* [Exercise goal] Gather the lines below that include the string "factores", copying each in full.

[Extracted records]
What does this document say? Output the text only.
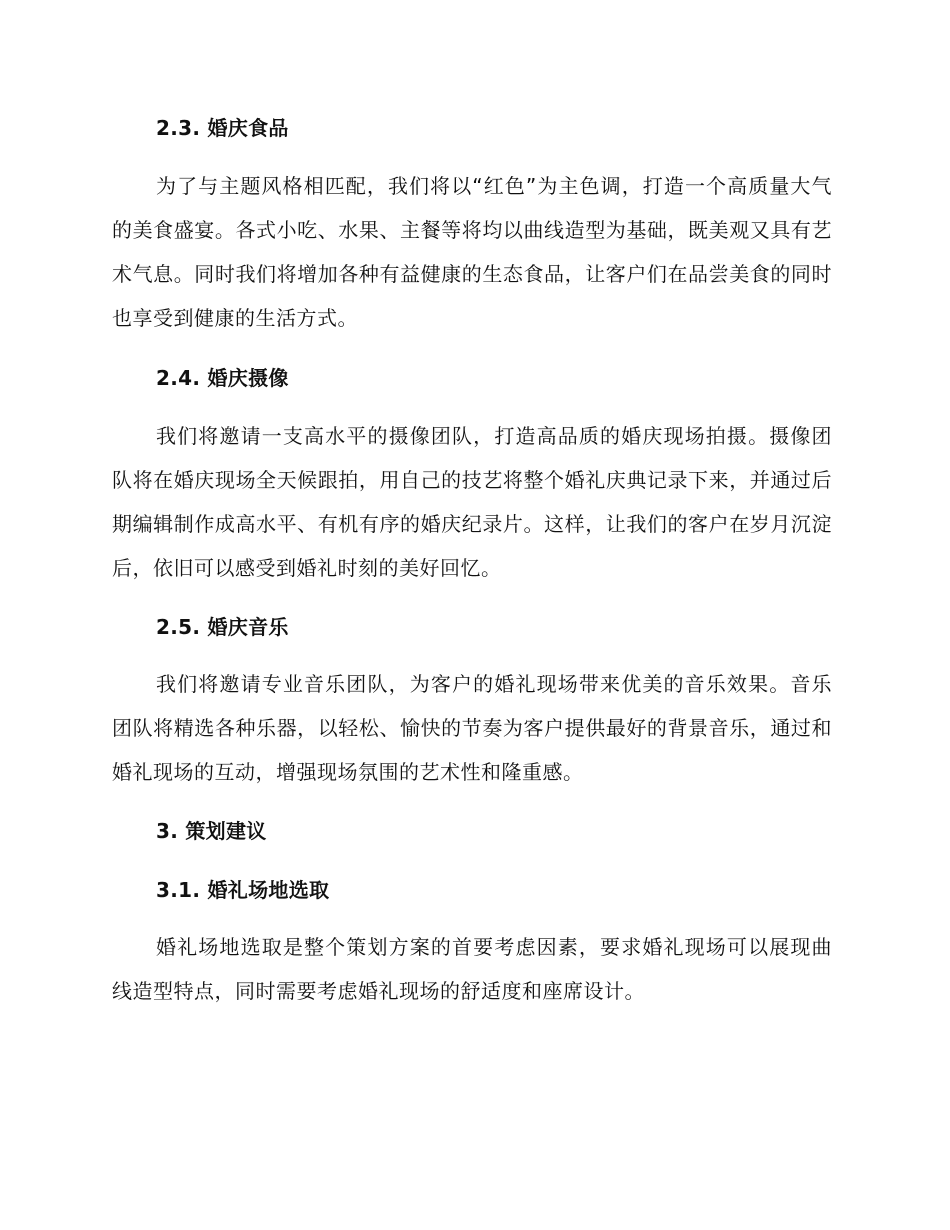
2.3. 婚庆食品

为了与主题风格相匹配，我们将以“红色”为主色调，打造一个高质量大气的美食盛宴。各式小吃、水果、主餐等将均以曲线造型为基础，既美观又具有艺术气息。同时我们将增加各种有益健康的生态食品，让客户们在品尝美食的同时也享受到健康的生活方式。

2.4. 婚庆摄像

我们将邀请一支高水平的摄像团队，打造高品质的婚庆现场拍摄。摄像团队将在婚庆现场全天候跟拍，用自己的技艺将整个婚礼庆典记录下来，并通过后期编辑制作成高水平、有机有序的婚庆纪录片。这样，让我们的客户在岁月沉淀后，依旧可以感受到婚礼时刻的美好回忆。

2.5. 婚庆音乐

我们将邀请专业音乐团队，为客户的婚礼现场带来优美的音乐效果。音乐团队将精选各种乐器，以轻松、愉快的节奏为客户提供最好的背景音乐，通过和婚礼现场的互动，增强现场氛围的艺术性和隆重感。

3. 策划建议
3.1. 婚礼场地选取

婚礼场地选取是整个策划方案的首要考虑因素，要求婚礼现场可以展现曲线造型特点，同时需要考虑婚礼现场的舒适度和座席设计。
* * *
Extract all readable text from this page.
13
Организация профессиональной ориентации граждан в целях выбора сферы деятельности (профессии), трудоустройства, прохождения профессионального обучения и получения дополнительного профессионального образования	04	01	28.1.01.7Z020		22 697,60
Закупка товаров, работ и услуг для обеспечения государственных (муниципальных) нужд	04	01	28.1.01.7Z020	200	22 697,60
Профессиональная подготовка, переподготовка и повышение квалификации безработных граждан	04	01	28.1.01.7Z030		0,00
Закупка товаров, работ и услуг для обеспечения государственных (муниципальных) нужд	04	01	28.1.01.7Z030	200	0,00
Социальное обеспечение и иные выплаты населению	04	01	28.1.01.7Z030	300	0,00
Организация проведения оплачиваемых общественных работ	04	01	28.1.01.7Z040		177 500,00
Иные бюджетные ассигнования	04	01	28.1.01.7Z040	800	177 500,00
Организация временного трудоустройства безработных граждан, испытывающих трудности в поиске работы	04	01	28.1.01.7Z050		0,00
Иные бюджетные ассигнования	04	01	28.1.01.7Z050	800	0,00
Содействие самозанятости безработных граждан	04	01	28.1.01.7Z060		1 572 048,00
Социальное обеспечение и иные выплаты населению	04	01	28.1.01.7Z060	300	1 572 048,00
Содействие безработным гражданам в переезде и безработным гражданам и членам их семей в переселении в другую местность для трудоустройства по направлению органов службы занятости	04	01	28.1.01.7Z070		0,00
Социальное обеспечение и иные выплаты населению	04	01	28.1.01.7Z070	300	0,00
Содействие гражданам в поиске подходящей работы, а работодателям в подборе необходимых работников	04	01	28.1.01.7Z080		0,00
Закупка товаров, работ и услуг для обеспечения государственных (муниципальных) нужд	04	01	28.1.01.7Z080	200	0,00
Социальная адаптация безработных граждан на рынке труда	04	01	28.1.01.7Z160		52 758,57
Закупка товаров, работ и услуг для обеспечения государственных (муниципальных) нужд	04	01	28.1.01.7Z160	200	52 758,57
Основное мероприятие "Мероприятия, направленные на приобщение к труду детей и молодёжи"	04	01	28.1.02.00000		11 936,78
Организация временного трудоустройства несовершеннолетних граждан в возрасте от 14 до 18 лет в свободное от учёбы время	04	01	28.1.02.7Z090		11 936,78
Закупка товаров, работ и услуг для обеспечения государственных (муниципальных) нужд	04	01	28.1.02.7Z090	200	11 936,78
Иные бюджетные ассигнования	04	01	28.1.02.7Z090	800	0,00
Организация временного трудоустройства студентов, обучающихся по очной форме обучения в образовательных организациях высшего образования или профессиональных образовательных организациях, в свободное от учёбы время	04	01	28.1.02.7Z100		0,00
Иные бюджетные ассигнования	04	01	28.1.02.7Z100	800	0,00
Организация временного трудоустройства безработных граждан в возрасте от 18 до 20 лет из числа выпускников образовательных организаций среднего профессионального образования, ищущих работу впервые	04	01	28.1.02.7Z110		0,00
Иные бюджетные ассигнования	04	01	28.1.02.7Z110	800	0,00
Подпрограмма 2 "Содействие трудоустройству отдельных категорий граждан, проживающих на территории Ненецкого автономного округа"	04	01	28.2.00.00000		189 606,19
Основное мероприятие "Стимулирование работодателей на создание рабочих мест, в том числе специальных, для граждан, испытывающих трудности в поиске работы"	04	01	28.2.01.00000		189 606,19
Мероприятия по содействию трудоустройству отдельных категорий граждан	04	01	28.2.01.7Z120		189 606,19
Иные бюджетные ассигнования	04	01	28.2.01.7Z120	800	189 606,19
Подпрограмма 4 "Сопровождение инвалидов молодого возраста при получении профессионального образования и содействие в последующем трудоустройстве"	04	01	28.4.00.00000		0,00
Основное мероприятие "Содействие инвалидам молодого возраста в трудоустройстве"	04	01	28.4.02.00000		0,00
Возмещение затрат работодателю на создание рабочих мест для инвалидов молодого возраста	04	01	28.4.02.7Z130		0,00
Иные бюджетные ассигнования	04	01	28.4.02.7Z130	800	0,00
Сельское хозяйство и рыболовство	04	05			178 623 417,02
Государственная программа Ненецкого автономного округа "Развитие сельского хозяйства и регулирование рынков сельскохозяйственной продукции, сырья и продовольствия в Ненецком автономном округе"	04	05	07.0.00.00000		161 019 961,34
---
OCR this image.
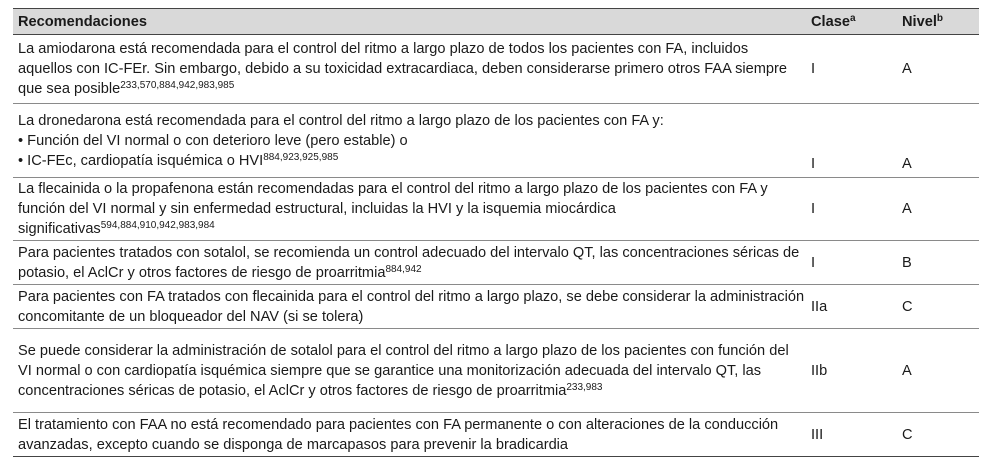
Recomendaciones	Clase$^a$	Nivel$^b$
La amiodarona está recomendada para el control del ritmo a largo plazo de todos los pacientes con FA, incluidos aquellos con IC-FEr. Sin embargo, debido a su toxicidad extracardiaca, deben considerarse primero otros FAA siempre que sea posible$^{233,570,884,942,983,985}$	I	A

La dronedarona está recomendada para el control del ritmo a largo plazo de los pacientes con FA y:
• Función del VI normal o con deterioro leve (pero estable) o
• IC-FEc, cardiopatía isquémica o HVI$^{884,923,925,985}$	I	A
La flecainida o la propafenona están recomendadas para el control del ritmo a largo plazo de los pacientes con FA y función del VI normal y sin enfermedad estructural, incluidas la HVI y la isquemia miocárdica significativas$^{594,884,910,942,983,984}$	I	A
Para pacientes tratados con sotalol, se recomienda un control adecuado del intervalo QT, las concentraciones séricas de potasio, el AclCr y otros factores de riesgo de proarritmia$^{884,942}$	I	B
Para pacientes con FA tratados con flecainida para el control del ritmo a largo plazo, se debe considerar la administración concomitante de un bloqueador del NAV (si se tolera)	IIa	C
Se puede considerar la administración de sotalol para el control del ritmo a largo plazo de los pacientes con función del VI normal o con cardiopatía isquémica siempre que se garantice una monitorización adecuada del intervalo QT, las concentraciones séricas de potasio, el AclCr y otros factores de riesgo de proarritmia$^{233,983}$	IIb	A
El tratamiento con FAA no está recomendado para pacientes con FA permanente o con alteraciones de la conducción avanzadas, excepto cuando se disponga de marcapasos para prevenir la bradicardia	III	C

* [Exercise response]
Para pacientes tratados con sotalol, se recomienda un control adecuado del intervalo QT, las concentraciones séricas de potasio, el AclCr y otros factores de riesgo de proarritmia$^{884,942}$	I	B
Se puede considerar la administración de sotalol para el control del ritmo a largo plazo de los pacientes con función del VI normal o con cardiopatía isquémica siempre que se garantice una monitorización adecuada del intervalo QT, las concentraciones séricas de potasio, el AclCr y otros factores de riesgo de proarritmia$^{233,983}$	IIb	A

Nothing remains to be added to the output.